# Task brief
The entries below should be quoted exactly, with no pictures carried over.

# Provided data

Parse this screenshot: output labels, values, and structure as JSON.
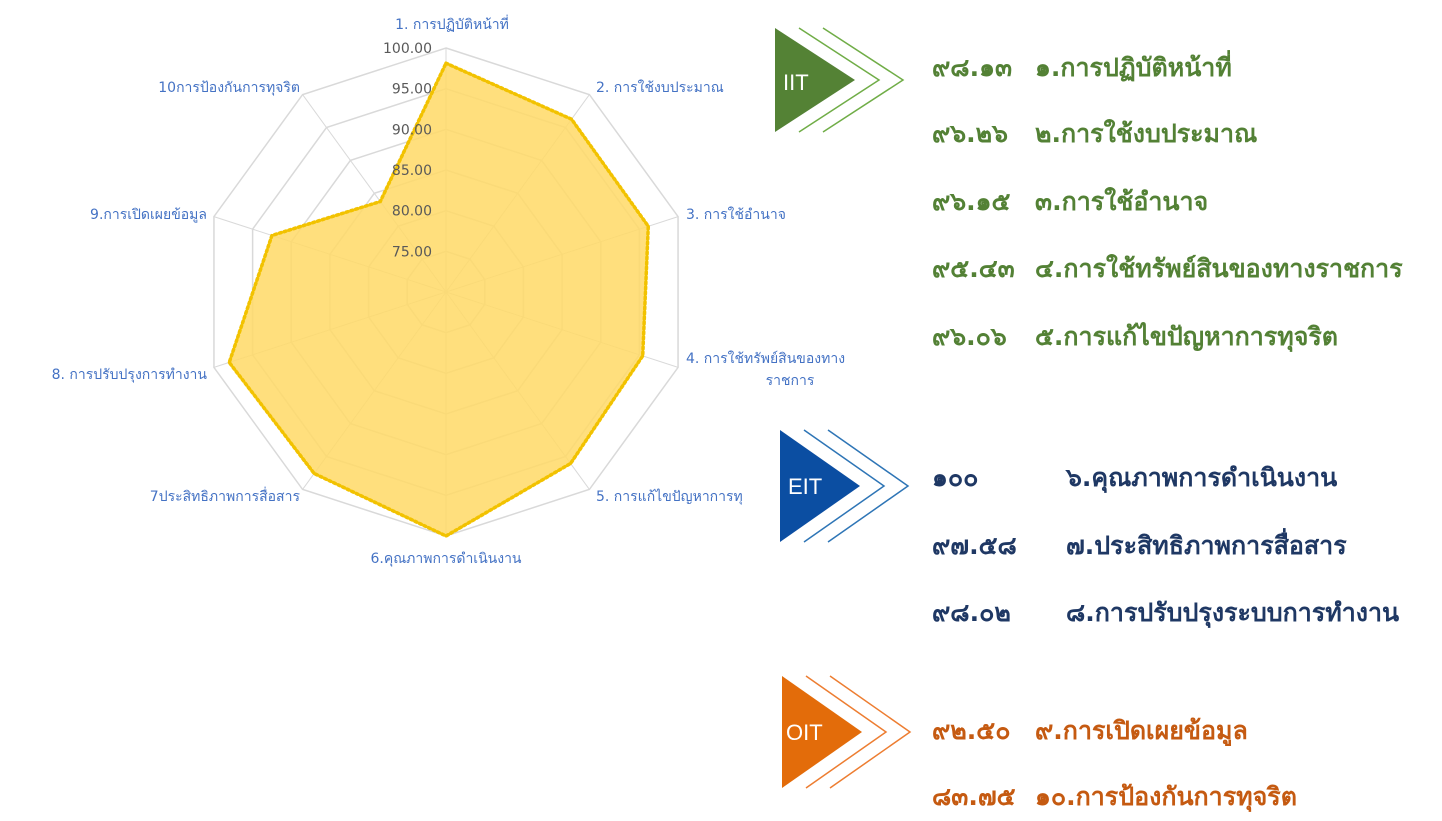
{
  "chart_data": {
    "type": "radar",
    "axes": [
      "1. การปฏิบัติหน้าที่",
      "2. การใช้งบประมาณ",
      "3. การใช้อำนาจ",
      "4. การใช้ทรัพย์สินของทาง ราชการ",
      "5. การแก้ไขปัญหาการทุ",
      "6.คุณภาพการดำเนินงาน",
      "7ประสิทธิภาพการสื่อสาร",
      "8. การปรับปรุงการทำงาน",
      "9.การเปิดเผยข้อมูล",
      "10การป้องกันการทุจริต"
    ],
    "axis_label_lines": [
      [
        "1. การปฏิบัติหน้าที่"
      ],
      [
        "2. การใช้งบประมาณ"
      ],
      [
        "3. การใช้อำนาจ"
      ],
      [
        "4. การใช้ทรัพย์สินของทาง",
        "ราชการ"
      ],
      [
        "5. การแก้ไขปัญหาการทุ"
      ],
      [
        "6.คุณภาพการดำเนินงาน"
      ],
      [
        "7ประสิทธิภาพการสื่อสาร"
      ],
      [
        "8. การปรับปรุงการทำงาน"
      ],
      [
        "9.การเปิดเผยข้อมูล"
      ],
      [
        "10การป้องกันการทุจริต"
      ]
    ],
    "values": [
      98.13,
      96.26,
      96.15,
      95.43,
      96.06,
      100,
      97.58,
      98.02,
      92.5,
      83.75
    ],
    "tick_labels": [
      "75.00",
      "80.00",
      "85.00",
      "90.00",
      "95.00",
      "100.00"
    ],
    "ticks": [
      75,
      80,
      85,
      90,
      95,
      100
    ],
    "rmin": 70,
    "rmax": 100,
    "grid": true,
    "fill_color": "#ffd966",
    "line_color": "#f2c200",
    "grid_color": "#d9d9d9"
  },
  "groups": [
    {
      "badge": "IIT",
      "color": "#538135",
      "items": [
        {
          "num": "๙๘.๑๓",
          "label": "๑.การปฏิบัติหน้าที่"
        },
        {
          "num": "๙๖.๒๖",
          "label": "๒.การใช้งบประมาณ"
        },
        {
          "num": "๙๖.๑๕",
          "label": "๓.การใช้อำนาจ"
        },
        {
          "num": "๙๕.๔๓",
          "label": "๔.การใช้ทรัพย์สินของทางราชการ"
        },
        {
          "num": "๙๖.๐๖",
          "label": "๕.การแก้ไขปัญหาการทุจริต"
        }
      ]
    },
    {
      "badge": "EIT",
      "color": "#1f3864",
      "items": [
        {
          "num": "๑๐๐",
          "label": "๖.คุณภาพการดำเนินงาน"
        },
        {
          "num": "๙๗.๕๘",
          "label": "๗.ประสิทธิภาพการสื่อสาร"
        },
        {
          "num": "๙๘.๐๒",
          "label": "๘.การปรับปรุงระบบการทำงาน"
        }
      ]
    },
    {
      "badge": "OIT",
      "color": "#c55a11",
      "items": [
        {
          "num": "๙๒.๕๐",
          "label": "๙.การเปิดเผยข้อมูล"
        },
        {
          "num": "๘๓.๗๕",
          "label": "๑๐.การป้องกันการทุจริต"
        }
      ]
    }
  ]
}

# Full solution
Parse this screenshot: output labels, values, and structure as JSON.
{
  "chart_data": {
    "type": "radar",
    "axes": [
      "1. การปฏิบัติหน้าที่",
      "2. การใช้งบประมาณ",
      "3. การใช้อำนาจ",
      "4. การใช้ทรัพย์สินของทาง ราชการ",
      "5. การแก้ไขปัญหาการทุ",
      "6.คุณภาพการดำเนินงาน",
      "7ประสิทธิภาพการสื่อสาร",
      "8. การปรับปรุงการทำงาน",
      "9.การเปิดเผยข้อมูล",
      "10การป้องกันการทุจริต"
    ],
    "axis_label_lines": [
      [
        "1. การปฏิบัติหน้าที่"
      ],
      [
        "2. การใช้งบประมาณ"
      ],
      [
        "3. การใช้อำนาจ"
      ],
      [
        "4. การใช้ทรัพย์สินของทาง",
        "ราชการ"
      ],
      [
        "5. การแก้ไขปัญหาการทุ"
      ],
      [
        "6.คุณภาพการดำเนินงาน"
      ],
      [
        "7ประสิทธิภาพการสื่อสาร"
      ],
      [
        "8. การปรับปรุงการทำงาน"
      ],
      [
        "9.การเปิดเผยข้อมูล"
      ],
      [
        "10การป้องกันการทุจริต"
      ]
    ],
    "values": [
      98.13,
      96.26,
      96.15,
      95.43,
      96.06,
      100,
      97.58,
      98.02,
      92.5,
      83.75
    ],
    "tick_labels": [
      "75.00",
      "80.00",
      "85.00",
      "90.00",
      "95.00",
      "100.00"
    ],
    "ticks": [
      75,
      80,
      85,
      90,
      95,
      100
    ],
    "rmin": 70,
    "rmax": 100,
    "grid": true,
    "fill_color": "#ffd966",
    "line_color": "#f2c200",
    "grid_color": "#d9d9d9"
  },
  "groups": [
    {
      "badge": "IIT",
      "color": "#538135",
      "items": [
        {
          "num": "๙๘.๑๓",
          "label": "๑.การปฏิบัติหน้าที่"
        },
        {
          "num": "๙๖.๒๖",
          "label": "๒.การใช้งบประมาณ"
        },
        {
          "num": "๙๖.๑๕",
          "label": "๓.การใช้อำนาจ"
        },
        {
          "num": "๙๕.๔๓",
          "label": "๔.การใช้ทรัพย์สินของทางราชการ"
        },
        {
          "num": "๙๖.๐๖",
          "label": "๕.การแก้ไขปัญหาการทุจริต"
        }
      ]
    },
    {
      "badge": "EIT",
      "color": "#1f3864",
      "items": [
        {
          "num": "๑๐๐",
          "label": "๖.คุณภาพการดำเนินงาน"
        },
        {
          "num": "๙๗.๕๘",
          "label": "๗.ประสิทธิภาพการสื่อสาร"
        },
        {
          "num": "๙๘.๐๒",
          "label": "๘.การปรับปรุงระบบการทำงาน"
        }
      ]
    },
    {
      "badge": "OIT",
      "color": "#c55a11",
      "items": [
        {
          "num": "๙๒.๕๐",
          "label": "๙.การเปิดเผยข้อมูล"
        },
        {
          "num": "๘๓.๗๕",
          "label": "๑๐.การป้องกันการทุจริต"
        }
      ]
    }
  ]
}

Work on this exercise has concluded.